_WORK TO DO:_ Count how many lines of the material hold "placeholder". Respond with that number alone.

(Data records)
----------------
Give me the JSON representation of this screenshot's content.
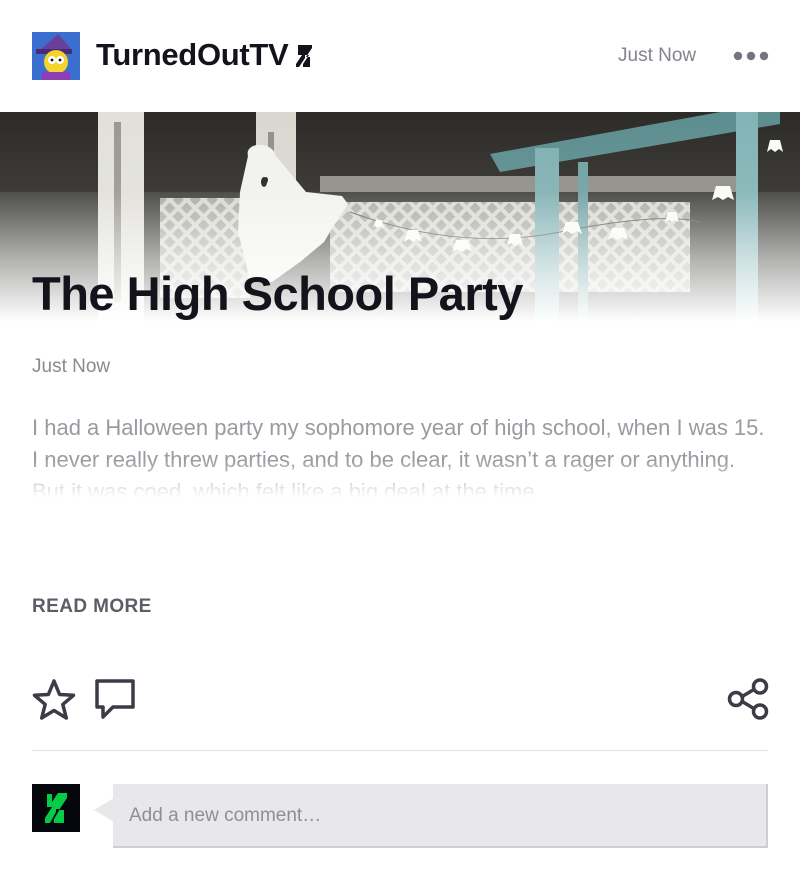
{
  "header": {
    "username": "TurnedOutTV",
    "timestamp": "Just Now",
    "badge_icon": "deviantart-badge-icon",
    "more_icon": "more-dots-icon"
  },
  "post": {
    "title": "The High School Party",
    "timestamp": "Just Now",
    "excerpt": "I had a Halloween party my sophomore year of high school, when I was 15. I never really threw parties, and to be clear, it wasn’t a rager or anything. But it was coed, which felt like a big deal at the time.",
    "read_more": "READ MORE"
  },
  "actions": {
    "favorite_icon": "star-icon",
    "comment_icon": "comment-icon",
    "share_icon": "share-icon"
  },
  "comment": {
    "placeholder": "Add a new comment…"
  },
  "colors": {
    "brand_green": "#05cc47",
    "title_text": "#14131c",
    "muted_text": "#8a8a91"
  }
}
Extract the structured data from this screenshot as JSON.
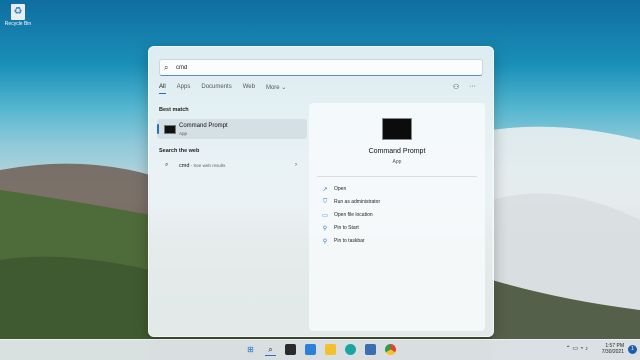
{
  "desktop": {
    "recycle_bin_label": "Recycle Bin"
  },
  "search": {
    "value": "cmd",
    "placeholder": ""
  },
  "tabs": [
    {
      "label": "All",
      "active": true
    },
    {
      "label": "Apps",
      "active": false
    },
    {
      "label": "Documents",
      "active": false
    },
    {
      "label": "Web",
      "active": false
    },
    {
      "label": "More",
      "active": false
    }
  ],
  "best_match": {
    "section_label": "Best match",
    "title": "Command Prompt",
    "subtitle": "App"
  },
  "web": {
    "section_label": "Search the web",
    "query": "cmd",
    "suffix": " - See web results"
  },
  "details": {
    "title": "Command Prompt",
    "subtitle": "App",
    "actions": [
      {
        "label": "Open",
        "icon": "open-icon"
      },
      {
        "label": "Run as administrator",
        "icon": "shield-icon"
      },
      {
        "label": "Open file location",
        "icon": "folder-icon"
      },
      {
        "label": "Pin to Start",
        "icon": "pin-icon"
      },
      {
        "label": "Pin to taskbar",
        "icon": "pin-icon"
      }
    ]
  },
  "taskbar": {
    "time": "1:57 PM",
    "date": "7/30/2021",
    "notifications": "1"
  },
  "colors": {
    "accent": "#2a6fc0"
  }
}
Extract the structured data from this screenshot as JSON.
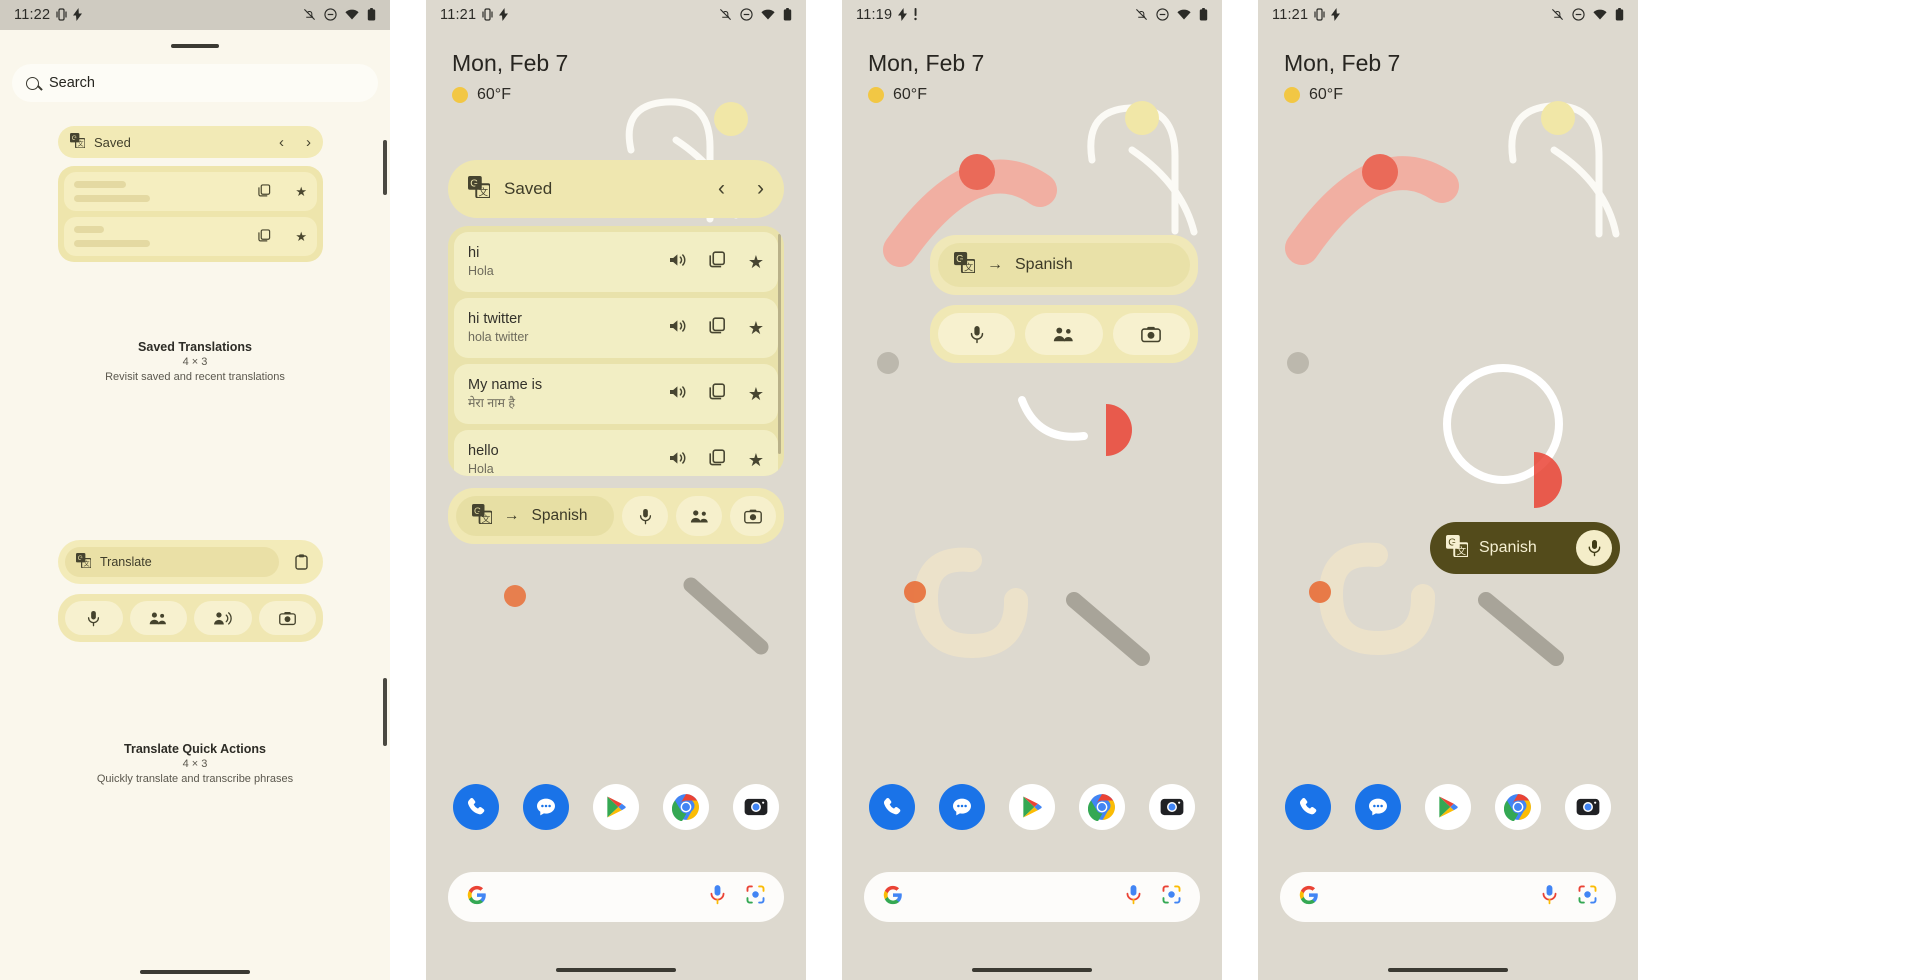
----------------
_EXERCISE SOLUTION:_ 2